With the pictures omitted, write out the entries that follow exactly as they stand.

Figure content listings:
######
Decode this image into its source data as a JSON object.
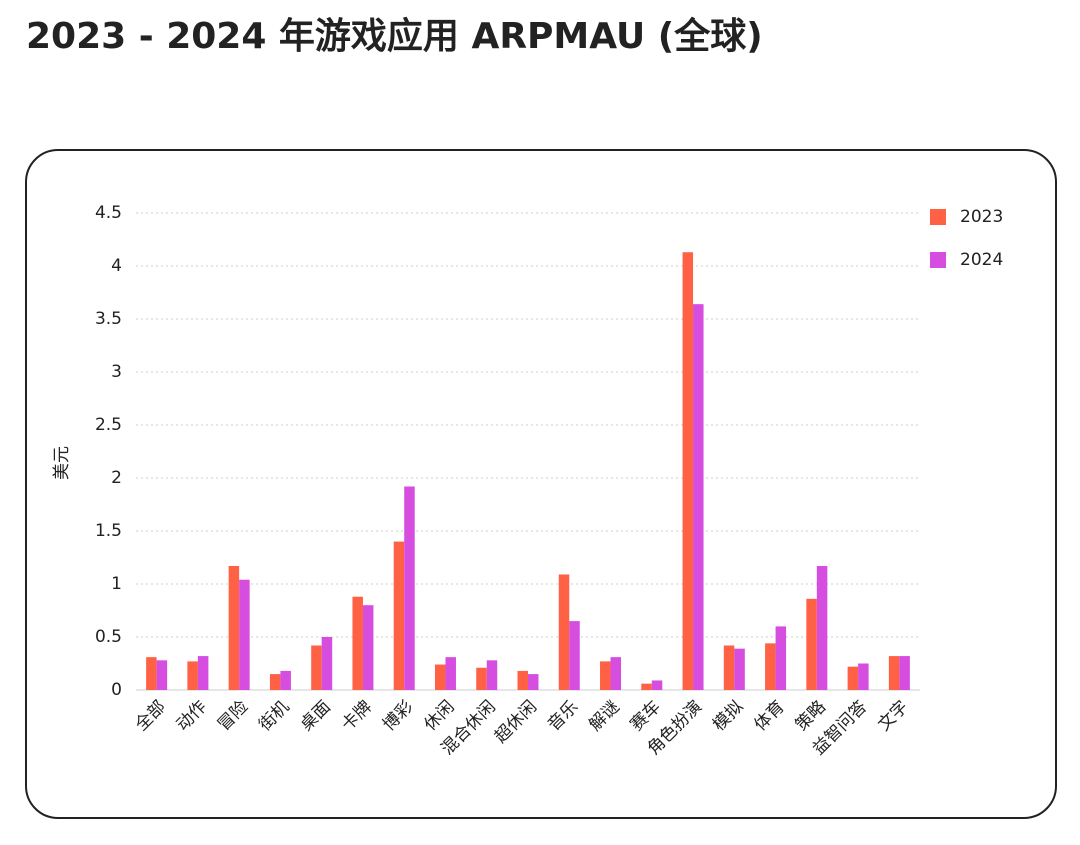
{
  "chart_data": {
    "type": "bar",
    "title": "2023 - 2024 年游戏应用 ARPMAU (全球)",
    "y_label": "美元",
    "categories": [
      "全部",
      "动作",
      "冒险",
      "街机",
      "桌面",
      "卡牌",
      "博彩",
      "休闲",
      "混合休闲",
      "超休闲",
      "音乐",
      "解谜",
      "赛车",
      "角色扮演",
      "模拟",
      "体育",
      "策略",
      "益智问答",
      "文字"
    ],
    "series": [
      {
        "name": "2023",
        "color": "#ff6145",
        "values": [
          0.31,
          0.27,
          1.17,
          0.15,
          0.42,
          0.88,
          1.4,
          0.24,
          0.21,
          0.18,
          1.09,
          0.27,
          0.06,
          4.13,
          0.42,
          0.44,
          0.86,
          0.22,
          0.32
        ]
      },
      {
        "name": "2024",
        "color": "#d54ee0",
        "values": [
          0.28,
          0.32,
          1.04,
          0.18,
          0.5,
          0.8,
          1.92,
          0.31,
          0.28,
          0.15,
          0.65,
          0.31,
          0.09,
          3.64,
          0.39,
          0.6,
          1.17,
          0.25,
          0.32
        ]
      }
    ],
    "ylim": [
      0,
      4.5
    ],
    "yticks": [
      0,
      0.5,
      1,
      1.5,
      2,
      2.5,
      3,
      3.5,
      4,
      4.5
    ],
    "grid": true,
    "legend": "top-right"
  }
}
######
Right answer:
Decode this image into its source data as a JSON object.
{
  "chart_data": {
    "type": "bar",
    "title": "2023 - 2024 年游戏应用 ARPMAU (全球)",
    "y_label": "美元",
    "categories": [
      "全部",
      "动作",
      "冒险",
      "街机",
      "桌面",
      "卡牌",
      "博彩",
      "休闲",
      "混合休闲",
      "超休闲",
      "音乐",
      "解谜",
      "赛车",
      "角色扮演",
      "模拟",
      "体育",
      "策略",
      "益智问答",
      "文字"
    ],
    "series": [
      {
        "name": "2023",
        "color": "#ff6145",
        "values": [
          0.31,
          0.27,
          1.17,
          0.15,
          0.42,
          0.88,
          1.4,
          0.24,
          0.21,
          0.18,
          1.09,
          0.27,
          0.06,
          4.13,
          0.42,
          0.44,
          0.86,
          0.22,
          0.32
        ]
      },
      {
        "name": "2024",
        "color": "#d54ee0",
        "values": [
          0.28,
          0.32,
          1.04,
          0.18,
          0.5,
          0.8,
          1.92,
          0.31,
          0.28,
          0.15,
          0.65,
          0.31,
          0.09,
          3.64,
          0.39,
          0.6,
          1.17,
          0.25,
          0.32
        ]
      }
    ],
    "ylim": [
      0,
      4.5
    ],
    "yticks": [
      0,
      0.5,
      1,
      1.5,
      2,
      2.5,
      3,
      3.5,
      4,
      4.5
    ],
    "grid": true,
    "legend": "top-right"
  }
}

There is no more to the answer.